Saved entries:
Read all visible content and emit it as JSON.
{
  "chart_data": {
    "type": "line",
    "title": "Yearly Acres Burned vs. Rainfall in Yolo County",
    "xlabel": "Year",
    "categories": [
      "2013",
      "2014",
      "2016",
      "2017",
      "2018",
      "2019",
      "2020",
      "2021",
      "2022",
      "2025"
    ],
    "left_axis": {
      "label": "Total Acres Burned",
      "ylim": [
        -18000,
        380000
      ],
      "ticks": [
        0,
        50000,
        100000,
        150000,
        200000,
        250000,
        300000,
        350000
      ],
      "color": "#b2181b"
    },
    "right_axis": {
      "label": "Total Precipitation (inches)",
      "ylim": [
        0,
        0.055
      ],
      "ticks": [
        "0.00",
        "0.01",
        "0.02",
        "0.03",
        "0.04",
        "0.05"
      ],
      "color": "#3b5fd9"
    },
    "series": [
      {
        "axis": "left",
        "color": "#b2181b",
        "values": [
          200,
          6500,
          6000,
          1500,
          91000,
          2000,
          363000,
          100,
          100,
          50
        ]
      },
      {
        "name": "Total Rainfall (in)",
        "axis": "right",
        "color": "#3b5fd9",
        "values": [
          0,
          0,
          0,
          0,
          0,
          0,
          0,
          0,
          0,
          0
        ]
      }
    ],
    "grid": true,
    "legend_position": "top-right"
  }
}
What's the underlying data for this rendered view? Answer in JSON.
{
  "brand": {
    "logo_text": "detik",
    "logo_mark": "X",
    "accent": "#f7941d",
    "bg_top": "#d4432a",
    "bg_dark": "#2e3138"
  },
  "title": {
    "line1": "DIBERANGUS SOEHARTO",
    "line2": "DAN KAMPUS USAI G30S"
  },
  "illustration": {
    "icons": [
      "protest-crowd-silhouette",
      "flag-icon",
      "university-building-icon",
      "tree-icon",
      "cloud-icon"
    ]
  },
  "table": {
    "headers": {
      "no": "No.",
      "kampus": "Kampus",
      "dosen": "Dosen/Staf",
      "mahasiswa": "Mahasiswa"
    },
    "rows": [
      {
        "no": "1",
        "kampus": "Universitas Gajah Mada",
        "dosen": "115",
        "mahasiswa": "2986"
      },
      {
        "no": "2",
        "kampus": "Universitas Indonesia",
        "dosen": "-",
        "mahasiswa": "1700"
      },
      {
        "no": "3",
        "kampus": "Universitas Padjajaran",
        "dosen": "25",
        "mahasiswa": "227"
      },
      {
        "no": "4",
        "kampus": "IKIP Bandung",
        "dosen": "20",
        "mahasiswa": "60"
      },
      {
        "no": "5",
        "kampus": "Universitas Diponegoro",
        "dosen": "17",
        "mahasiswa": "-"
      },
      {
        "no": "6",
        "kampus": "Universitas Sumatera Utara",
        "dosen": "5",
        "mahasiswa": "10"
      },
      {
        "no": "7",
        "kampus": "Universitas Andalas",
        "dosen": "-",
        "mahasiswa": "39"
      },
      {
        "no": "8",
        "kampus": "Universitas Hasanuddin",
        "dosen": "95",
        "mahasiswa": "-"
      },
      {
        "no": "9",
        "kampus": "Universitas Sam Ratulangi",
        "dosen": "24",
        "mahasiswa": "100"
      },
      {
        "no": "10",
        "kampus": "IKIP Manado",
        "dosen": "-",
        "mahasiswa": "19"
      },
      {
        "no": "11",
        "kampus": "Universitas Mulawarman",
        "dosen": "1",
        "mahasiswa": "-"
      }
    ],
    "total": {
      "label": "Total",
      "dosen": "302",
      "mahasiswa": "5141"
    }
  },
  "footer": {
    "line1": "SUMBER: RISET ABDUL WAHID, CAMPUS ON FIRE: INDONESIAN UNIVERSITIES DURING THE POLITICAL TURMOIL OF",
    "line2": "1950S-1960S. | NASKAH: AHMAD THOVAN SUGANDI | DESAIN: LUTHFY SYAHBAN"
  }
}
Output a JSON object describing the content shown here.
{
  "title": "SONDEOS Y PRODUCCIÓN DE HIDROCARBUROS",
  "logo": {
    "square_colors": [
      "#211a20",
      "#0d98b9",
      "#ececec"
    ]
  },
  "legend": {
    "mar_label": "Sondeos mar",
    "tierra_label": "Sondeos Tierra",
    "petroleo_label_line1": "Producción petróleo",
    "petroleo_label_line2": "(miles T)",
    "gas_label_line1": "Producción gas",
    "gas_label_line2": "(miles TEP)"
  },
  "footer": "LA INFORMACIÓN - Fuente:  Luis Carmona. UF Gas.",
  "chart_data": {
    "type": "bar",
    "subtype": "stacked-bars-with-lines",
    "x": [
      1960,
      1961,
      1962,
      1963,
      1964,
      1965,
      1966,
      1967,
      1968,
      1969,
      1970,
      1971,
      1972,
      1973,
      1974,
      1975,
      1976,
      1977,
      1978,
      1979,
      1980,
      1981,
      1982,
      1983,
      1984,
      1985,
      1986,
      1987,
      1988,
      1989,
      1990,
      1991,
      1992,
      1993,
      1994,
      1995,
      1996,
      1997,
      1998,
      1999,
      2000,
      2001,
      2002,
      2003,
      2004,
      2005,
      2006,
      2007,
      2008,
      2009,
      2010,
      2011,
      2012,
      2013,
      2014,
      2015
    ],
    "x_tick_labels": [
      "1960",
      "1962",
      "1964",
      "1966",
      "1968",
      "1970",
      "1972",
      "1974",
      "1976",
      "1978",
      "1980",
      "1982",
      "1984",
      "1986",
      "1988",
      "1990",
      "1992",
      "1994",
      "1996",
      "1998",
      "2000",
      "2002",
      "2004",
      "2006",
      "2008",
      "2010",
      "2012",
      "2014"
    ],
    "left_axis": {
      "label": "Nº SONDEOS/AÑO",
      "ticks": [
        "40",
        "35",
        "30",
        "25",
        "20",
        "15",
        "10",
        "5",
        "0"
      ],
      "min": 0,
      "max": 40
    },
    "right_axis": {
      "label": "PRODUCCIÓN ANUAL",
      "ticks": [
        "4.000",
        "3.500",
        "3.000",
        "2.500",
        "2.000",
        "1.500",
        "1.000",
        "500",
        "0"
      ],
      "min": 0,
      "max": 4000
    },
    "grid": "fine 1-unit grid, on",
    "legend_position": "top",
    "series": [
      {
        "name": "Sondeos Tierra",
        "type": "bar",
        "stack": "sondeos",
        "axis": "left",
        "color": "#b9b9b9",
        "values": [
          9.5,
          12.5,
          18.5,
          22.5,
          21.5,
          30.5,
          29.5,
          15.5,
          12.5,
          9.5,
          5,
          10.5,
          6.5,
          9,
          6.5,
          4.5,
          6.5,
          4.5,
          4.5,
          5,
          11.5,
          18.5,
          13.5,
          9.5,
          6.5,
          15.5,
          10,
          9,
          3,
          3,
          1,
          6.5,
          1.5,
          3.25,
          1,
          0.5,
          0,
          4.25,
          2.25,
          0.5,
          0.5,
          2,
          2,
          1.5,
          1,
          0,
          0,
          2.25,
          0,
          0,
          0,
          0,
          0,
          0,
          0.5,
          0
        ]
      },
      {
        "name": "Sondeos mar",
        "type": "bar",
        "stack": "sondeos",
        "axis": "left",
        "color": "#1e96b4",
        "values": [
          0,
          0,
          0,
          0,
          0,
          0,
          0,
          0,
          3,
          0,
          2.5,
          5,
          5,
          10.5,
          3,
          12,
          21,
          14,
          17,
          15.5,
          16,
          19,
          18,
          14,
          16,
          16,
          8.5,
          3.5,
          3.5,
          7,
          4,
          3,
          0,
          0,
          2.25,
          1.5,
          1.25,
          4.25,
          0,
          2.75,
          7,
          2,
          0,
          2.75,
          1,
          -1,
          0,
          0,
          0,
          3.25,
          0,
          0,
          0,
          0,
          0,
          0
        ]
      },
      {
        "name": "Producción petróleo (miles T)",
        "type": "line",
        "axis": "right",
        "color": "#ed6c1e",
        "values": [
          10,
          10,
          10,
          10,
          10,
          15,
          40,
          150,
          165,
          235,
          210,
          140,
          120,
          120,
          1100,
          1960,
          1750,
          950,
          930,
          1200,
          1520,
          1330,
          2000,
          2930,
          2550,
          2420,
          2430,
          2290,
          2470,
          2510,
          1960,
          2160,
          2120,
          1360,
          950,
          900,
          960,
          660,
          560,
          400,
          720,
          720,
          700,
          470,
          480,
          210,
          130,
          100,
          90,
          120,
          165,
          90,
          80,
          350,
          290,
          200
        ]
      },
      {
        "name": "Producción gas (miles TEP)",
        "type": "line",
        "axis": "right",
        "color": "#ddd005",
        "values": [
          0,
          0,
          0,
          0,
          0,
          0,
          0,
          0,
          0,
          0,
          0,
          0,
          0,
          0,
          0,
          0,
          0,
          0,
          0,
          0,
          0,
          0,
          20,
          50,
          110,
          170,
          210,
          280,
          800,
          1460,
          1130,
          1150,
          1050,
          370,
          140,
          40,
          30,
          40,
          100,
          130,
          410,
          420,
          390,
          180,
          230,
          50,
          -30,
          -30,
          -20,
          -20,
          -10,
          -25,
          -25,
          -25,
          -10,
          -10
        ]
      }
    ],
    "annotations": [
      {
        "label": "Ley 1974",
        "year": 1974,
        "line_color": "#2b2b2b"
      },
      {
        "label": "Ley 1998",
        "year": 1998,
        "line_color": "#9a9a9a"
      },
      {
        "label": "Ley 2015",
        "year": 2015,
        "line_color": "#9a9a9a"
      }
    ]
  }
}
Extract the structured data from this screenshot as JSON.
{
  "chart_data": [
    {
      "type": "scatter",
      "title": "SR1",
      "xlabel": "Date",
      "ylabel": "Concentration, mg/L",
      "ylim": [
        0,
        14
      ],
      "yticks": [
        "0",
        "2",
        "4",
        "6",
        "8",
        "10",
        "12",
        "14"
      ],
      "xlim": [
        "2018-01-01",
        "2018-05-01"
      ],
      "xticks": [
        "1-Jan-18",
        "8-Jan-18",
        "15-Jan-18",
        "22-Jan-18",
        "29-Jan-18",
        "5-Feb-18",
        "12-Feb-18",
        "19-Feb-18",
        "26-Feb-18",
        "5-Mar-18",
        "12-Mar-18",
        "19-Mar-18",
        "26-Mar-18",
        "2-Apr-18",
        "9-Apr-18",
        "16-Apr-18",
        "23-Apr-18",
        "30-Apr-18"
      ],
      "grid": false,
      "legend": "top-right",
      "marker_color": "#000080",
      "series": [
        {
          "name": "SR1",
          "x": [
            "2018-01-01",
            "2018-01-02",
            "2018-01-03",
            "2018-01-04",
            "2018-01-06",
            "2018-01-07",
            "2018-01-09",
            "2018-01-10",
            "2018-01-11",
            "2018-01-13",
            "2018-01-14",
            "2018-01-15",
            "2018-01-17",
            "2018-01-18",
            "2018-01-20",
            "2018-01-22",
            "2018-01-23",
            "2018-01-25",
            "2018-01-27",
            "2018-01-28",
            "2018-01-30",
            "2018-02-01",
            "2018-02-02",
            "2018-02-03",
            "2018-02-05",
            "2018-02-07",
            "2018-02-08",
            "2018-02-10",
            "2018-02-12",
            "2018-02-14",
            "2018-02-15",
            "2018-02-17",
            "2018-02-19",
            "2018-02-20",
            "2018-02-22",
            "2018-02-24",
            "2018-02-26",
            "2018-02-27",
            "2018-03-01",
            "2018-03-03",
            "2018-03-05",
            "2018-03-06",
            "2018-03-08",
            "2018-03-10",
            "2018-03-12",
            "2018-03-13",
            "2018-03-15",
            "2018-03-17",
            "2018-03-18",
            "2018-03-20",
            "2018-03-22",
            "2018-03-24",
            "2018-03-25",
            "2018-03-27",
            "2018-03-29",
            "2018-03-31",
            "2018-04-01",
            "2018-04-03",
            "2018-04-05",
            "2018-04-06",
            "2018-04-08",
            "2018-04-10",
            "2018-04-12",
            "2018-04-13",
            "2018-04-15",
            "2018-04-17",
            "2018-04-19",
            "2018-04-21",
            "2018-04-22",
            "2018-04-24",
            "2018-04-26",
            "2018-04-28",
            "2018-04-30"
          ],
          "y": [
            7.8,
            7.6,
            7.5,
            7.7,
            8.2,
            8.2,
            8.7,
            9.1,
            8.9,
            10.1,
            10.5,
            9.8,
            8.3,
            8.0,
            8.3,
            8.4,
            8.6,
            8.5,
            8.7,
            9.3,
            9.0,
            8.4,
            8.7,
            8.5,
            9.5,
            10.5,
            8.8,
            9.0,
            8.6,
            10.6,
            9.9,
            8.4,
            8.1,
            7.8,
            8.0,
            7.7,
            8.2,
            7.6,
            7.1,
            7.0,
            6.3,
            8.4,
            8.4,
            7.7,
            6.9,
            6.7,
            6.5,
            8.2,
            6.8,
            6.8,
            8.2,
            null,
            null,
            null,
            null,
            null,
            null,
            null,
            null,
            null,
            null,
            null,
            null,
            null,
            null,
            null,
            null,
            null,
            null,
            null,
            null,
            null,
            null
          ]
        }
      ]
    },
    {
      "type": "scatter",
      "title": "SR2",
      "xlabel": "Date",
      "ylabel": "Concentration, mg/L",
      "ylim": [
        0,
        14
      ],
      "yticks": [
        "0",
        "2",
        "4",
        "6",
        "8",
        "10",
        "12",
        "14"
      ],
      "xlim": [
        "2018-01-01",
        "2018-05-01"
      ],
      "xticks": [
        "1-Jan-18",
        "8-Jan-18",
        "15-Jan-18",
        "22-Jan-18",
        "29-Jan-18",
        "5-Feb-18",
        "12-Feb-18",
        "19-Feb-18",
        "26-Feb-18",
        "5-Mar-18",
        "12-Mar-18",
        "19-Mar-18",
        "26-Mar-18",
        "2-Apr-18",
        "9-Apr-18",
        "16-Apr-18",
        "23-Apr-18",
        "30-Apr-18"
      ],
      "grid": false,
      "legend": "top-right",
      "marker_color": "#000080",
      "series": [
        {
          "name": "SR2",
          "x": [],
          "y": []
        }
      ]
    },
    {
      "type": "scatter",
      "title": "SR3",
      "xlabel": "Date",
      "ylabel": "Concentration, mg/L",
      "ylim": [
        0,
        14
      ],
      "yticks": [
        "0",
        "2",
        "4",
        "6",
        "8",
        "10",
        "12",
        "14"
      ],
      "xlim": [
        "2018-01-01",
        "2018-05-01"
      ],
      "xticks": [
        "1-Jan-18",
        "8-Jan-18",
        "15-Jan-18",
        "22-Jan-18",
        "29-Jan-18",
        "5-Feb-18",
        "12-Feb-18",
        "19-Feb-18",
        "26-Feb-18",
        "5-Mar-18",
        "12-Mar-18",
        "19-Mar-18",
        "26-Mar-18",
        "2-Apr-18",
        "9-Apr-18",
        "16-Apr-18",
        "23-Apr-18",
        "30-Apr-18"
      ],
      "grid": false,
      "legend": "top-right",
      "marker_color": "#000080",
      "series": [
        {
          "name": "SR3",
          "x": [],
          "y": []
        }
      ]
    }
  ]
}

> **OBJECTIVE**
Copy every line of the listing that contains the word "Rainfall".

> **OUTPUT FOR THIS EXERCISE**
    "title": "Yearly Acres Burned vs. Rainfall in Yolo County",
        "name": "Total Rainfall (in)",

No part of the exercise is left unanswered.